___ Record extracts

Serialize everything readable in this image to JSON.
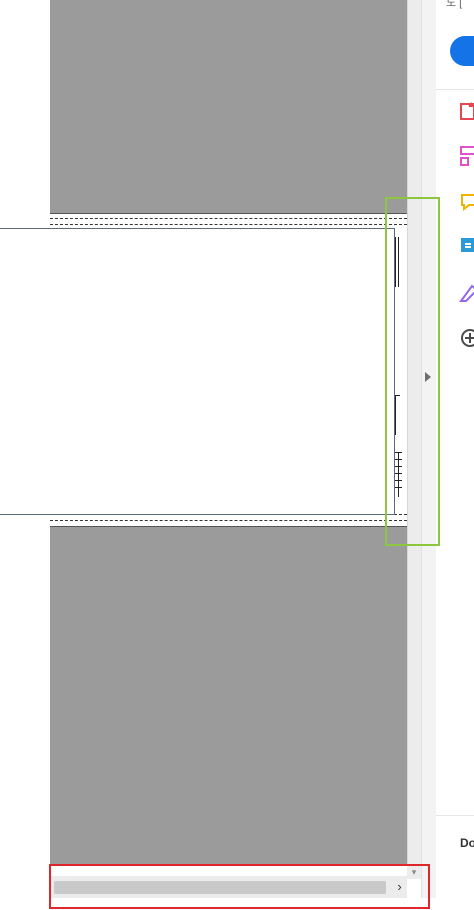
{
  "tools_pane": {
    "top_text": "도 [",
    "bottom_text": "Do",
    "icons": [
      {
        "name": "export-pdf-icon",
        "color": "#e34850"
      },
      {
        "name": "organize-pages-icon",
        "color": "#e052c6"
      },
      {
        "name": "comment-icon",
        "color": "#f0b400"
      },
      {
        "name": "edit-pdf-icon",
        "color": "#2d9ad8"
      },
      {
        "name": "fill-sign-icon",
        "color": "#9266f0"
      },
      {
        "name": "more-tools-icon",
        "color": "#4b4b4b"
      }
    ],
    "accent": "#1473e6"
  },
  "hscroll": {
    "right_arrow": "›"
  },
  "vscroll": {
    "down_arrow": "▾"
  },
  "highlights": {
    "green": "#8dc63f",
    "red": "#e0262b"
  }
}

______

### Instructions for the task
Reproduce the material above in full, exactly, with no images.

### Full answer
Serialize everything readable in this image to JSON.
{
  "tools_pane": {
    "top_text": "도 [",
    "bottom_text": "Do",
    "icons": [
      {
        "name": "export-pdf-icon",
        "color": "#e34850"
      },
      {
        "name": "organize-pages-icon",
        "color": "#e052c6"
      },
      {
        "name": "comment-icon",
        "color": "#f0b400"
      },
      {
        "name": "edit-pdf-icon",
        "color": "#2d9ad8"
      },
      {
        "name": "fill-sign-icon",
        "color": "#9266f0"
      },
      {
        "name": "more-tools-icon",
        "color": "#4b4b4b"
      }
    ],
    "accent": "#1473e6"
  },
  "hscroll": {
    "right_arrow": "›"
  },
  "vscroll": {
    "down_arrow": "▾"
  },
  "highlights": {
    "green": "#8dc63f",
    "red": "#e0262b"
  }
}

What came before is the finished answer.